Available records:
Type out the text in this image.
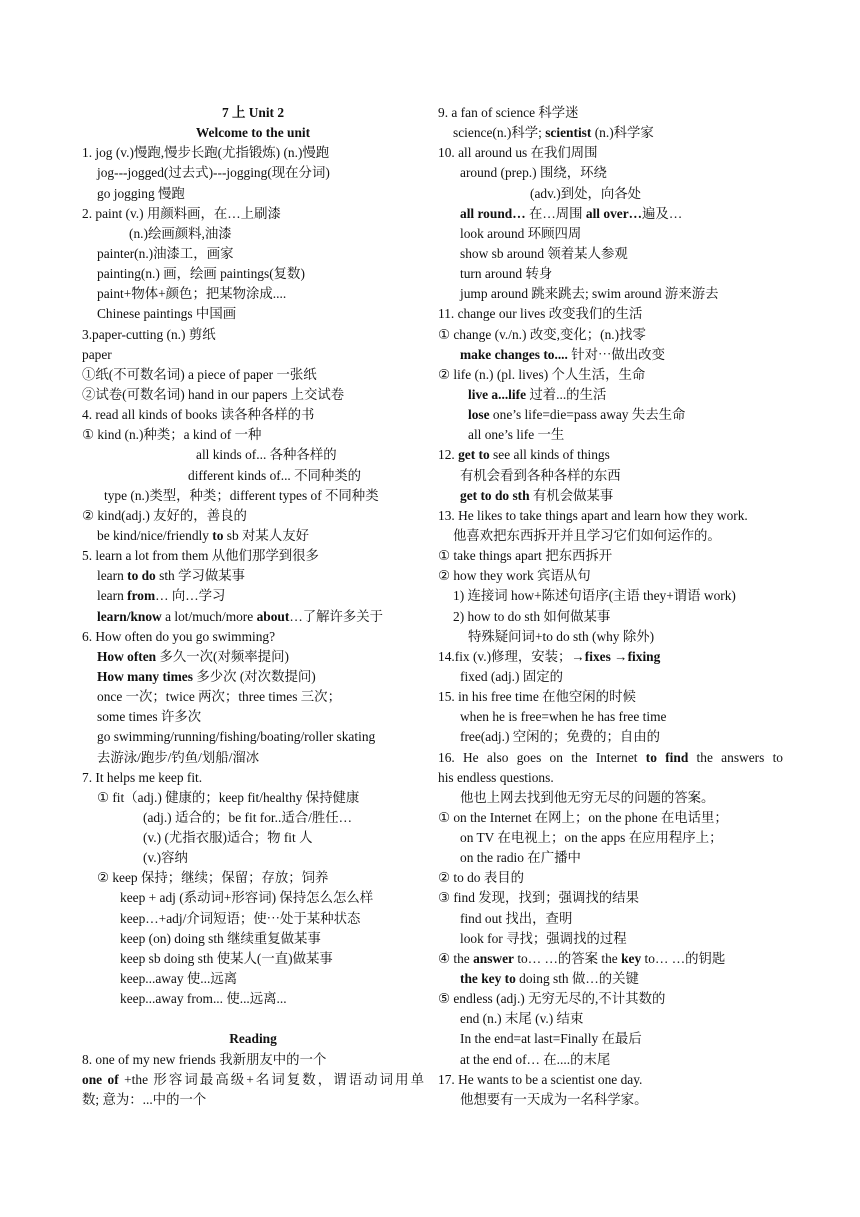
7 上 Unit 2
Welcome to the unit
1. jog (v.)慢跑,慢步长跑(尤指锻炼) (n.)慢跑
jog---jogged(过去式)---jogging(现在分词)
go jogging 慢跑
2. paint (v.) 用颜料画，在…上刷漆
(n.)绘画颜料,油漆
painter(n.)油漆工，画家
painting(n.) 画，绘画 paintings(复数)
paint+物体+颜色；把某物涂成....
Chinese paintings 中国画
3.paper-cutting (n.) 剪纸
paper
①纸(不可数名词) a piece of paper 一张纸
②试卷(可数名词) hand in our papers 上交试卷
4. read all kinds of books 读各种各样的书
① kind (n.)种类；a kind of 一种
all kinds of... 各种各样的
different kinds of... 不同种类的
type (n.)类型，种类；different types of 不同种类
② kind(adj.) 友好的，善良的
be kind/nice/friendly to sb 对某人友好
5. learn a lot from them 从他们那学到很多
learn to do sth 学习做某事
learn from… 向…学习
learn/know a lot/much/more about…了解许多关于
6. How often do you go swimming?
How often 多久一次(对频率提问)
How many times 多少次 (对次数提问)
once 一次；twice 两次；three times 三次；
some times 许多次
go swimming/running/fishing/boating/roller skating
去游泳/跑步/钓鱼/划船/溜冰
7. It helps me keep fit.
① fit（adj.) 健康的；keep fit/healthy 保持健康
(adj.) 适合的；be fit for..适合/胜任…
(v.) (尤指衣服)适合；物 fit 人
(v.)容纳
② keep 保持；继续；保留；存放；饲养
keep + adj (系动词+形容词) 保持怎么怎么样
keep…+adj/介词短语；使⋯处于某种状态
keep (on) doing sth 继续重复做某事
keep sb doing sth 使某人(一直)做某事
keep...away 使...远离
keep...away from... 使...远离...
Reading
8. one of my new friends 我新朋友中的一个
one of +the 形容词最高级+名词复数，谓语动词用单
数; 意为：...中的一个
9. a fan of science 科学迷
science(n.)科学; scientist (n.)科学家
10. all around us 在我们周围
around (prep.) 围绕，环绕
(adv.)到处，向各处
all round… 在…周围 all over…遍及…
look around 环顾四周
show sb around 领着某人参观
turn around 转身
jump around 跳来跳去; swim around 游来游去
11. change our lives 改变我们的生活
① change (v./n.) 改变,变化；(n.)找零
make changes to.... 针对⋯做出改变
② life (n.) (pl. lives) 个人生活，生命
live a...life 过着...的生活
lose one’s life=die=pass away 失去生命
all one’s life 一生
12. get to see all kinds of things
有机会看到各种各样的东西
get to do sth 有机会做某事
13. He likes to take things apart and learn how they work.
他喜欢把东西拆开并且学习它们如何运作的。
① take things apart 把东西拆开
② how they work 宾语从句
1) 连接词 how+陈述句语序(主语 they+谓语 work)
2) how to do sth 如何做某事
特殊疑问词+to do sth (why 除外)
14.fix (v.)修理，安装；→fixes →fixing
fixed (adj.) 固定的
15. in his free time 在他空闲的时候
when he is free=when he has free time
free(adj.) 空闲的；免费的；自由的
16. He also goes on the Internet to find the answers to
his endless questions.
他也上网去找到他无穷无尽的问题的答案。
① on the Internet 在网上；on the phone 在电话里；
on TV 在电视上；on the apps 在应用程序上；
on the radio 在广播中
② to do 表目的
③ find 发现，找到；强调找的结果
find out 找出，查明
look for 寻找；强调找的过程
④ the answer to… …的答案 the key to… …的钥匙
the key to doing sth 做…的关键
⑤ endless (adj.) 无穷无尽的,不计其数的
end (n.) 末尾 (v.) 结束
In the end=at last=Finally 在最后
at the end of… 在....的末尾
17. He wants to be a scientist one day.
他想要有一天成为一名科学家。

Problem:
Return the listing above in full and without alteration, excluding its pictures.

Answer below:
Type out the text in this image.
7 上 Unit 2
Welcome to the unit
1. jog (v.)慢跑,慢步长跑(尤指锻炼) (n.)慢跑
jog---jogged(过去式)---jogging(现在分词)
go jogging 慢跑
2. paint (v.) 用颜料画，在…上刷漆
(n.)绘画颜料,油漆
painter(n.)油漆工，画家
painting(n.) 画，绘画 paintings(复数)
paint+物体+颜色；把某物涂成....
Chinese paintings 中国画
3.paper-cutting (n.) 剪纸
paper
①纸(不可数名词) a piece of paper 一张纸
②试卷(可数名词) hand in our papers 上交试卷
4. read all kinds of books 读各种各样的书
① kind (n.)种类；a kind of 一种
all kinds of... 各种各样的
different kinds of... 不同种类的
type (n.)类型，种类；different types of 不同种类
② kind(adj.) 友好的，善良的
be kind/nice/friendly to sb 对某人友好
5. learn a lot from them 从他们那学到很多
learn to do sth 学习做某事
learn from… 向…学习
learn/know a lot/much/more about…了解许多关于
6. How often do you go swimming?
How often 多久一次(对频率提问)
How many times 多少次 (对次数提问)
once 一次；twice 两次；three times 三次；
some times 许多次
go swimming/running/fishing/boating/roller skating
去游泳/跑步/钓鱼/划船/溜冰
7. It helps me keep fit.
① fit（adj.) 健康的；keep fit/healthy 保持健康
(adj.) 适合的；be fit for..适合/胜任…
(v.) (尤指衣服)适合；物 fit 人
(v.)容纳
② keep 保持；继续；保留；存放；饲养
keep + adj (系动词+形容词) 保持怎么怎么样
keep…+adj/介词短语；使⋯处于某种状态
keep (on) doing sth 继续重复做某事
keep sb doing sth 使某人(一直)做某事
keep...away 使...远离
keep...away from... 使...远离...
Reading
8. one of my new friends 我新朋友中的一个
one of +the 形容词最高级+名词复数，谓语动词用单
数; 意为：...中的一个
9. a fan of science 科学迷
science(n.)科学; scientist (n.)科学家
10. all around us 在我们周围
around (prep.) 围绕，环绕
(adv.)到处，向各处
all round… 在…周围 all over…遍及…
look around 环顾四周
show sb around 领着某人参观
turn around 转身
jump around 跳来跳去; swim around 游来游去
11. change our lives 改变我们的生活
① change (v./n.) 改变,变化；(n.)找零
make changes to.... 针对⋯做出改变
② life (n.) (pl. lives) 个人生活，生命
live a...life 过着...的生活
lose one’s life=die=pass away 失去生命
all one’s life 一生
12. get to see all kinds of things
有机会看到各种各样的东西
get to do sth 有机会做某事
13. He likes to take things apart and learn how they work.
他喜欢把东西拆开并且学习它们如何运作的。
① take things apart 把东西拆开
② how they work 宾语从句
1) 连接词 how+陈述句语序(主语 they+谓语 work)
2) how to do sth 如何做某事
特殊疑问词+to do sth (why 除外)
14.fix (v.)修理，安装；→fixes →fixing
fixed (adj.) 固定的
15. in his free time 在他空闲的时候
when he is free=when he has free time
free(adj.) 空闲的；免费的；自由的
16. He also goes on the Internet to find the answers to
his endless questions.
他也上网去找到他无穷无尽的问题的答案。
① on the Internet 在网上；on the phone 在电话里；
on TV 在电视上；on the apps 在应用程序上；
on the radio 在广播中
② to do 表目的
③ find 发现，找到；强调找的结果
find out 找出，查明
look for 寻找；强调找的过程
④ the answer to… …的答案 the key to… …的钥匙
the key to doing sth 做…的关键
⑤ endless (adj.) 无穷无尽的,不计其数的
end (n.) 末尾 (v.) 结束
In the end=at last=Finally 在最后
at the end of… 在....的末尾
17. He wants to be a scientist one day.
他想要有一天成为一名科学家。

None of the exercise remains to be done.